**Task details:** Which lines contain the word "name"? Return each of them as written.

[Extracted records]
----------

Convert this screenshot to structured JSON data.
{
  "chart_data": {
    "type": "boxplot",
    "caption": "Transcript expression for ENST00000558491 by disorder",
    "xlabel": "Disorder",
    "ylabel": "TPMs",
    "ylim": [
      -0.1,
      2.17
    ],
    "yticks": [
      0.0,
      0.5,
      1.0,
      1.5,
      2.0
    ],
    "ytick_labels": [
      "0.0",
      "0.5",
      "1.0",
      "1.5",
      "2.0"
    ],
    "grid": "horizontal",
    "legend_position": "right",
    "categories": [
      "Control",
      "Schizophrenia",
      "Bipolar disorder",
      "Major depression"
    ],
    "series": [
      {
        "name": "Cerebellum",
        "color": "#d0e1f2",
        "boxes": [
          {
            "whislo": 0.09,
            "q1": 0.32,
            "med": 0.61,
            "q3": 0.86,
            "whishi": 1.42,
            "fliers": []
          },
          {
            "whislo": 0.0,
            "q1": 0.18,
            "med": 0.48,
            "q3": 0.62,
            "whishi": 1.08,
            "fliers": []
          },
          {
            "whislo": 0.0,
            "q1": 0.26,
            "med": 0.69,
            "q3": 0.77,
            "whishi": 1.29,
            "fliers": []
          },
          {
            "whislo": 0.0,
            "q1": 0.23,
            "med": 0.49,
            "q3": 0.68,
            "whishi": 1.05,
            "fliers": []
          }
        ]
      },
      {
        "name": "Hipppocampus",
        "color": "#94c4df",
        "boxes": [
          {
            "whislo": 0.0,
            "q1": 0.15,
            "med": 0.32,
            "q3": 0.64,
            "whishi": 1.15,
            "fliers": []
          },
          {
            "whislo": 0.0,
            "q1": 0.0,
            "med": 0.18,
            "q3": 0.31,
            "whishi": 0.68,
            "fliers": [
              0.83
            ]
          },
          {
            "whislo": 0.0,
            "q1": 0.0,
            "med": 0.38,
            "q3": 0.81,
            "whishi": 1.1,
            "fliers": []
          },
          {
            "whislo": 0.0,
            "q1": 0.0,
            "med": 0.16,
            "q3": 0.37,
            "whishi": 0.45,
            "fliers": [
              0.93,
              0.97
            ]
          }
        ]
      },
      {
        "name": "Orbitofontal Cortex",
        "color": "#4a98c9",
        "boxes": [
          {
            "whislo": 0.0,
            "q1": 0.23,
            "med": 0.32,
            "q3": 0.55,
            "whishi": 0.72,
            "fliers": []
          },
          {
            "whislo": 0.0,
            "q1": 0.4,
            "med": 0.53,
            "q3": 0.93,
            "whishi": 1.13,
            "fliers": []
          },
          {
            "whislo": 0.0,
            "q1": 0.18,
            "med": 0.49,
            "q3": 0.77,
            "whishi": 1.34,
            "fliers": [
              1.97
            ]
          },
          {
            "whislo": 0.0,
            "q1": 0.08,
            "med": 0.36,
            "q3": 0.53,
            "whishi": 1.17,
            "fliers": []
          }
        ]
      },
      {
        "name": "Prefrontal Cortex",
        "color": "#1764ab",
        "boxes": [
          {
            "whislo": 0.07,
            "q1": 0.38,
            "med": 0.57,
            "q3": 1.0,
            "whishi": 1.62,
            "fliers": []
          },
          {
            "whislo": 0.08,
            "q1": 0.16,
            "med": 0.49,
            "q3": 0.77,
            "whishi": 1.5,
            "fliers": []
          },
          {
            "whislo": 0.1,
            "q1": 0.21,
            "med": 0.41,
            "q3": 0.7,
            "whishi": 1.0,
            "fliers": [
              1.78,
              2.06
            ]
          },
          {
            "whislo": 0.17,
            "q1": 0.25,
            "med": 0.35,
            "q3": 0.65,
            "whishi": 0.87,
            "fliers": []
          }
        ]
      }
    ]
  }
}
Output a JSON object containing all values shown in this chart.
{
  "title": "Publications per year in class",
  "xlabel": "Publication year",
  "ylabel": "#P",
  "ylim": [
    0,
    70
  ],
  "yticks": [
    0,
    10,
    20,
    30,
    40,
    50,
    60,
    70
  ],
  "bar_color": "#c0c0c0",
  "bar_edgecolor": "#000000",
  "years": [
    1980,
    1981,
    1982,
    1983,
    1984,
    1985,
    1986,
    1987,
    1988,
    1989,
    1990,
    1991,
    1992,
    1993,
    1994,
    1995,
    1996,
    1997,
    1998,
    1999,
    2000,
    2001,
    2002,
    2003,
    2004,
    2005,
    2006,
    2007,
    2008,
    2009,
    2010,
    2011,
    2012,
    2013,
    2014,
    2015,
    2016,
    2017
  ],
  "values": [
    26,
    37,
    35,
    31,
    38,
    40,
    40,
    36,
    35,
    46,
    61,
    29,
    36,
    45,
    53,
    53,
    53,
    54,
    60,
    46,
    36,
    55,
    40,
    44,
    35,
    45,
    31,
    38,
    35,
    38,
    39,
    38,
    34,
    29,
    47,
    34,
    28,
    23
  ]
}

----------

**Problem solution:**
        "name": "Cerebellum",
        "name": "Hipppocampus",
        "name": "Orbitofontal Cortex",
        "name": "Prefrontal Cortex",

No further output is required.